SET PROBLEM: Copy every line of the data that includes the string "서운함을".

DATA LINES:
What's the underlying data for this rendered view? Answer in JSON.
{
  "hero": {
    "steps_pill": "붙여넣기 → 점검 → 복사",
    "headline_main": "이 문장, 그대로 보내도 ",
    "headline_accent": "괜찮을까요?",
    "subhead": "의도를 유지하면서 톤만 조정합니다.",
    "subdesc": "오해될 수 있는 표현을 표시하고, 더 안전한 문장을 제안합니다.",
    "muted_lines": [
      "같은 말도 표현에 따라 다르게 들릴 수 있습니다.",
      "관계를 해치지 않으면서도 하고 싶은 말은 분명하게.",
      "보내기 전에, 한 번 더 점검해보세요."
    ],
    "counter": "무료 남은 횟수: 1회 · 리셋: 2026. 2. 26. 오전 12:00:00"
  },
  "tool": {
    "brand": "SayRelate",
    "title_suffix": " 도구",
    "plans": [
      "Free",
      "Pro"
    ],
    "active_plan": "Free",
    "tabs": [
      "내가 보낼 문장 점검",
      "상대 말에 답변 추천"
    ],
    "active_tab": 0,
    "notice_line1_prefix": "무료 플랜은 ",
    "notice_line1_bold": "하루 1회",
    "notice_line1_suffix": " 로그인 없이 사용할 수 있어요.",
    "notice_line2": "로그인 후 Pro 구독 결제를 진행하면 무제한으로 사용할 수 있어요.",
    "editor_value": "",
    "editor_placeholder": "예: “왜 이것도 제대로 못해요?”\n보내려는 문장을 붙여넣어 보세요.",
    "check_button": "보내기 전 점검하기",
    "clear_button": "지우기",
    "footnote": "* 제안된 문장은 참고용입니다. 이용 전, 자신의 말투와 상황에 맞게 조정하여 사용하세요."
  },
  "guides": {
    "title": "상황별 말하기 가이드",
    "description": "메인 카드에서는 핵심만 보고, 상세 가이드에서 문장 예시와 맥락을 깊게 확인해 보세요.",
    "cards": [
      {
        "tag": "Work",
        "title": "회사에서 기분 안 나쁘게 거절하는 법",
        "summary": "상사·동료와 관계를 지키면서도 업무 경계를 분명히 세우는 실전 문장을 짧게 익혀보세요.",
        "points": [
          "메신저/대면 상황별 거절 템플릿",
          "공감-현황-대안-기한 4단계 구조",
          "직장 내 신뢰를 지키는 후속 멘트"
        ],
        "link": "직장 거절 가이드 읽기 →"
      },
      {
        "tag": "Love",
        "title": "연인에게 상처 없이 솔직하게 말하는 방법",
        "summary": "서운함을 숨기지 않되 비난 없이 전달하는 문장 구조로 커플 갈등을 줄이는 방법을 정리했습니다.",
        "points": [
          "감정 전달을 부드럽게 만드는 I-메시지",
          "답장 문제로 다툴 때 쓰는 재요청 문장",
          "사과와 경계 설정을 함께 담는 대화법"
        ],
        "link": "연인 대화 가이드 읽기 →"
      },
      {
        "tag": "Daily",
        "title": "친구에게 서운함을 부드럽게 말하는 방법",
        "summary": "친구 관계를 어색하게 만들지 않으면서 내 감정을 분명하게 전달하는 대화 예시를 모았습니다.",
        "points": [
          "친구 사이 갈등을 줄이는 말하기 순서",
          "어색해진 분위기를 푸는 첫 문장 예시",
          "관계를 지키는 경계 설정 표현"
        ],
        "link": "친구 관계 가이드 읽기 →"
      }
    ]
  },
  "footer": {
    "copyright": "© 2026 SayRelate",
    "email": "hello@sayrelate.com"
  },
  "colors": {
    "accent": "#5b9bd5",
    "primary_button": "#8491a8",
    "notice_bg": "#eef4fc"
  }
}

TASK RESPONSE:
        "summary": "서운함을 숨기지 않되 비난 없이 전달하는 문장 구조로 커플 갈등을 줄이는 방법을 정리했습니다.",
        "title": "친구에게 서운함을 부드럽게 말하는 방법",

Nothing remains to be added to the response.